» What the exercise asks: Tally the lines that hold the word "FROM" and reply with that figure only.

» Supplied data:
-----
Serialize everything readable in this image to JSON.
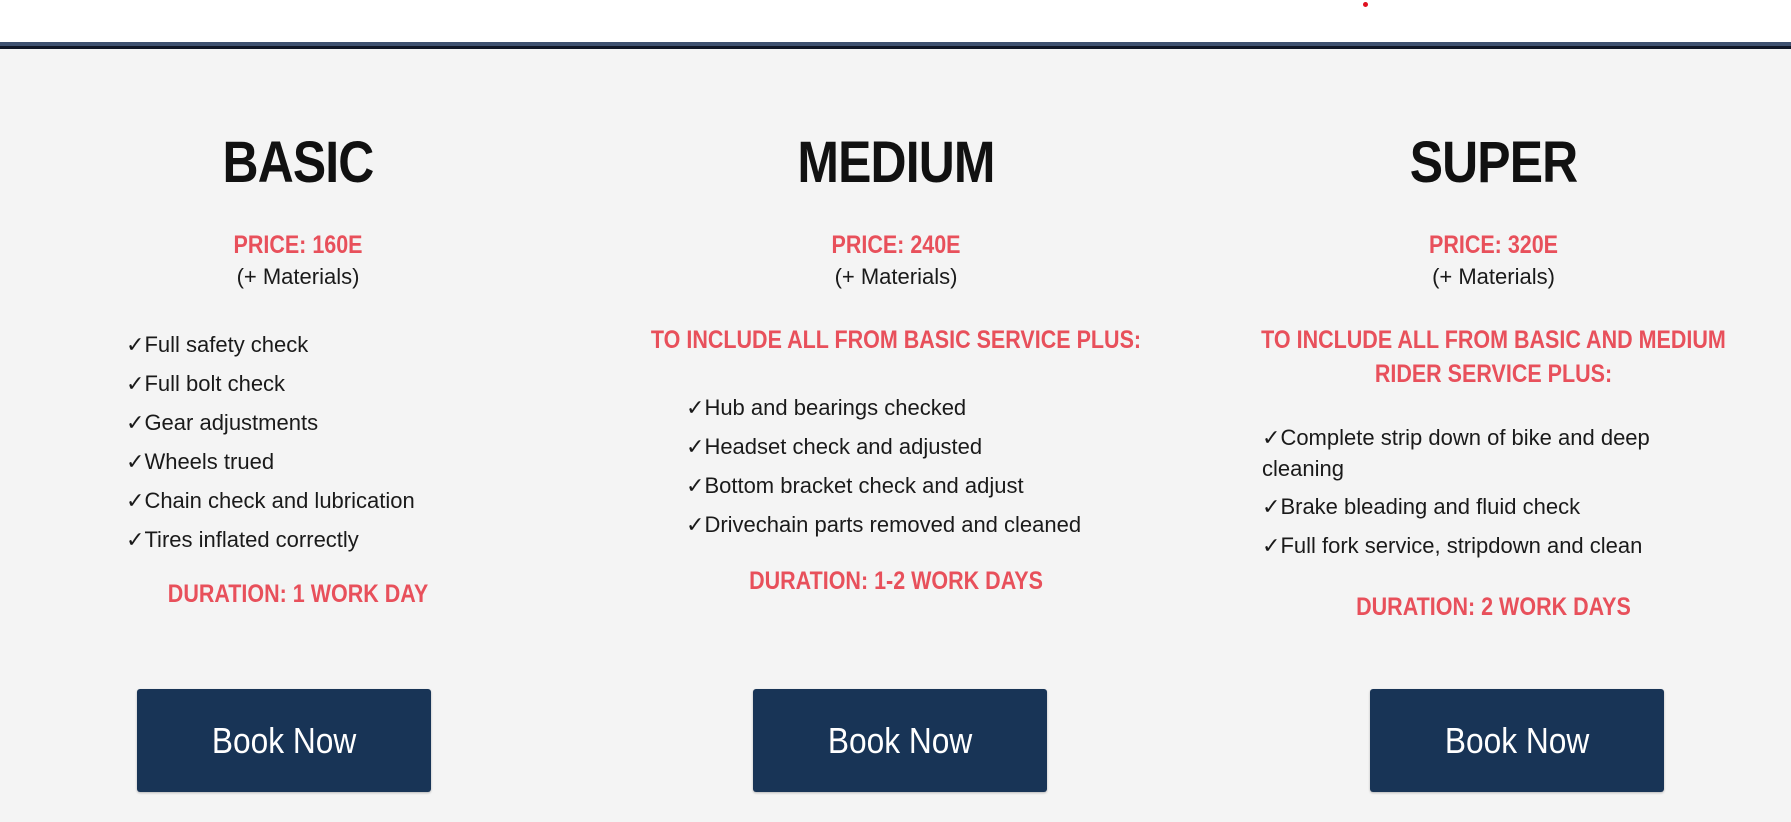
{
  "colors": {
    "accent": "#e8505b",
    "button_bg": "#183456",
    "header_bg": "#ffffff",
    "header_line": "#3e5170",
    "page_bg": "#f4f4f4",
    "dot": "#e01020"
  },
  "check_icon": "check-icon",
  "check_glyph": "✓",
  "plans": [
    {
      "name": "BASIC",
      "price": "PRICE: 160E",
      "materials": "(+ Materials)",
      "features": [
        "Full safety check",
        "Full bolt check",
        "Gear adjustments",
        "Wheels trued",
        "Chain check and lubrication",
        "Tires inflated correctly"
      ],
      "duration": "DURATION: 1 WORK DAY",
      "button_label": "Book Now"
    },
    {
      "name": "MEDIUM",
      "price": "PRICE: 240E",
      "materials": "(+ Materials)",
      "include": "TO INCLUDE ALL FROM BASIC SERVICE PLUS:",
      "features": [
        "Hub and bearings checked",
        "Headset check and adjusted",
        "Bottom bracket check and adjust",
        "Drivechain parts removed and cleaned"
      ],
      "duration": "DURATION: 1-2 WORK DAYS",
      "button_label": "Book Now"
    },
    {
      "name": "SUPER",
      "price": "PRICE: 320E",
      "materials": "(+ Materials)",
      "include": "TO INCLUDE ALL FROM BASIC AND MEDIUM RIDER SERVICE PLUS:",
      "features": [
        "Complete strip down of bike and deep cleaning",
        "Brake bleading and fluid check",
        "Full fork service, stripdown and clean"
      ],
      "duration": "DURATION: 2 WORK DAYS",
      "button_label": "Book Now"
    }
  ]
}
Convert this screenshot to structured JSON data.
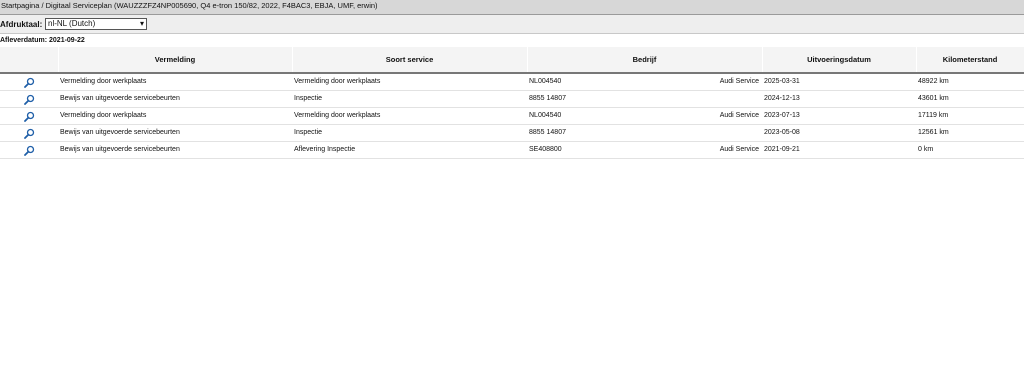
{
  "breadcrumb": "Startpagina / Digitaal Serviceplan (WAUZZZFZ4NP005690, Q4 e-tron 150/82, 2022, F4BAC3, EBJA, UMF, erwin)",
  "print_language": {
    "label": "Afdruktaal:",
    "value": "nl-NL (Dutch)"
  },
  "delivery_date": "Afleverdatum: 2021-09-22",
  "table": {
    "headers": {
      "entry": "Vermelding",
      "service_type": "Soort service",
      "company": "Bedrijf",
      "execution_date": "Uitvoeringsdatum",
      "mileage": "Kilometerstand"
    },
    "rows": [
      {
        "entry": "Vermelding door werkplaats",
        "service_type": "Vermelding door werkplaats",
        "company_code": "NL004540",
        "company_name": "Audi Service",
        "date": "2025-03-31",
        "km": "48922 km"
      },
      {
        "entry": "Bewijs van uitgevoerde servicebeurten",
        "service_type": "Inspectie",
        "company_code": "8855 14807",
        "company_name": "",
        "date": "2024-12-13",
        "km": "43601 km"
      },
      {
        "entry": "Vermelding door werkplaats",
        "service_type": "Vermelding door werkplaats",
        "company_code": "NL004540",
        "company_name": "Audi Service",
        "date": "2023-07-13",
        "km": "17119 km"
      },
      {
        "entry": "Bewijs van uitgevoerde servicebeurten",
        "service_type": "Inspectie",
        "company_code": "8855 14807",
        "company_name": "",
        "date": "2023-05-08",
        "km": "12561 km"
      },
      {
        "entry": "Bewijs van uitgevoerde servicebeurten",
        "service_type": "Aflevering Inspectie",
        "company_code": "SE408800",
        "company_name": "Audi Service",
        "date": "2021-09-21",
        "km": "0 km"
      }
    ]
  },
  "icons": {
    "row_detail": "magnifier-icon",
    "select_arrow": "chevron-down-icon"
  },
  "colors": {
    "icon_blue": "#1f5fa8"
  }
}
-----
» Exercise answer: 2